Reproduce the entries exactly.
* BEGIN Recorded data *
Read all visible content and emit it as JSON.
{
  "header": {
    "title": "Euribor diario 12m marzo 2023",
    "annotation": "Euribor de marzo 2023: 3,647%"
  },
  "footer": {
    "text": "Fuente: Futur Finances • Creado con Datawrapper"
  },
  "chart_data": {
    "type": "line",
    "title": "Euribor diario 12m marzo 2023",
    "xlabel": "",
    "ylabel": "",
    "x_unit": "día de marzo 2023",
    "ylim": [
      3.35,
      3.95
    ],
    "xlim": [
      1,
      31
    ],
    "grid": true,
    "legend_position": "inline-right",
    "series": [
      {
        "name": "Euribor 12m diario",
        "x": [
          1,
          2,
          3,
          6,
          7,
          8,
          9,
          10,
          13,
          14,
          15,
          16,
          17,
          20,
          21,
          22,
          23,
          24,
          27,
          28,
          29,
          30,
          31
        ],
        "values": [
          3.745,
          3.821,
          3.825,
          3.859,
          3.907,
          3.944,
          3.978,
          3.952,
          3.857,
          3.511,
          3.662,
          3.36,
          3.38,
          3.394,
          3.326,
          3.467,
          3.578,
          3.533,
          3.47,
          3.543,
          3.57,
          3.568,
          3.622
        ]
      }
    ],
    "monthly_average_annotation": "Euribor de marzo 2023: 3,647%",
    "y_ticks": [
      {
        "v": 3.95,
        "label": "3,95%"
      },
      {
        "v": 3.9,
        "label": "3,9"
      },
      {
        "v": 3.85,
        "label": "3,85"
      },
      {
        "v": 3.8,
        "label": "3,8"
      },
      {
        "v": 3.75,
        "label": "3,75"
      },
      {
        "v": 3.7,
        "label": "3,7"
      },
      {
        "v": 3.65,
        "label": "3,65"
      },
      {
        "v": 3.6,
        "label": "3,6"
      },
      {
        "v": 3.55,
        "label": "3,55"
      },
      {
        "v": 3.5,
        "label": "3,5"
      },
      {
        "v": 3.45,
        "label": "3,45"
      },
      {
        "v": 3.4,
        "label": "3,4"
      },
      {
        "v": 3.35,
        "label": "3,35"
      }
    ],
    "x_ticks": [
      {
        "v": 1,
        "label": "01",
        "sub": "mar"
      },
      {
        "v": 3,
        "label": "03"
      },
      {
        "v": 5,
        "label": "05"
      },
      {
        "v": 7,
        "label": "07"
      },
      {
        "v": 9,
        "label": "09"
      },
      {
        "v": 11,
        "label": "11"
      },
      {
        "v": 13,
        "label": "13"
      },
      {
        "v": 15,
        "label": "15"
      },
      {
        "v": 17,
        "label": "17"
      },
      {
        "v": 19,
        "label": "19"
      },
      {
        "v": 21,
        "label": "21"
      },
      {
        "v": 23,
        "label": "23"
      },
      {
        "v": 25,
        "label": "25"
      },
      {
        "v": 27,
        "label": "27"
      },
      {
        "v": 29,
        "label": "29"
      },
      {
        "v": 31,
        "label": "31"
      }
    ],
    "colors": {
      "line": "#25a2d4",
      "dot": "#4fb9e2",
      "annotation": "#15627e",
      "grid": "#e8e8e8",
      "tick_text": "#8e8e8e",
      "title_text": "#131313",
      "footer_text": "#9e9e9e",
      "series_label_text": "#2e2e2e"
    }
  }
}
* END Recorded data *
* **Answer to the exercise**
Read all visible content and emit it as JSON.
{
  "header": {
    "title": "Euribor diario 12m marzo 2023",
    "annotation": "Euribor de marzo 2023: 3,647%"
  },
  "footer": {
    "text": "Fuente: Futur Finances • Creado con Datawrapper"
  },
  "chart_data": {
    "type": "line",
    "title": "Euribor diario 12m marzo 2023",
    "xlabel": "",
    "ylabel": "",
    "x_unit": "día de marzo 2023",
    "ylim": [
      3.35,
      3.95
    ],
    "xlim": [
      1,
      31
    ],
    "grid": true,
    "legend_position": "inline-right",
    "series": [
      {
        "name": "Euribor 12m diario",
        "x": [
          1,
          2,
          3,
          6,
          7,
          8,
          9,
          10,
          13,
          14,
          15,
          16,
          17,
          20,
          21,
          22,
          23,
          24,
          27,
          28,
          29,
          30,
          31
        ],
        "values": [
          3.745,
          3.821,
          3.825,
          3.859,
          3.907,
          3.944,
          3.978,
          3.952,
          3.857,
          3.511,
          3.662,
          3.36,
          3.38,
          3.394,
          3.326,
          3.467,
          3.578,
          3.533,
          3.47,
          3.543,
          3.57,
          3.568,
          3.622
        ]
      }
    ],
    "monthly_average_annotation": "Euribor de marzo 2023: 3,647%",
    "y_ticks": [
      {
        "v": 3.95,
        "label": "3,95%"
      },
      {
        "v": 3.9,
        "label": "3,9"
      },
      {
        "v": 3.85,
        "label": "3,85"
      },
      {
        "v": 3.8,
        "label": "3,8"
      },
      {
        "v": 3.75,
        "label": "3,75"
      },
      {
        "v": 3.7,
        "label": "3,7"
      },
      {
        "v": 3.65,
        "label": "3,65"
      },
      {
        "v": 3.6,
        "label": "3,6"
      },
      {
        "v": 3.55,
        "label": "3,55"
      },
      {
        "v": 3.5,
        "label": "3,5"
      },
      {
        "v": 3.45,
        "label": "3,45"
      },
      {
        "v": 3.4,
        "label": "3,4"
      },
      {
        "v": 3.35,
        "label": "3,35"
      }
    ],
    "x_ticks": [
      {
        "v": 1,
        "label": "01",
        "sub": "mar"
      },
      {
        "v": 3,
        "label": "03"
      },
      {
        "v": 5,
        "label": "05"
      },
      {
        "v": 7,
        "label": "07"
      },
      {
        "v": 9,
        "label": "09"
      },
      {
        "v": 11,
        "label": "11"
      },
      {
        "v": 13,
        "label": "13"
      },
      {
        "v": 15,
        "label": "15"
      },
      {
        "v": 17,
        "label": "17"
      },
      {
        "v": 19,
        "label": "19"
      },
      {
        "v": 21,
        "label": "21"
      },
      {
        "v": 23,
        "label": "23"
      },
      {
        "v": 25,
        "label": "25"
      },
      {
        "v": 27,
        "label": "27"
      },
      {
        "v": 29,
        "label": "29"
      },
      {
        "v": 31,
        "label": "31"
      }
    ],
    "colors": {
      "line": "#25a2d4",
      "dot": "#4fb9e2",
      "annotation": "#15627e",
      "grid": "#e8e8e8",
      "tick_text": "#8e8e8e",
      "title_text": "#131313",
      "footer_text": "#9e9e9e",
      "series_label_text": "#2e2e2e"
    }
  }
}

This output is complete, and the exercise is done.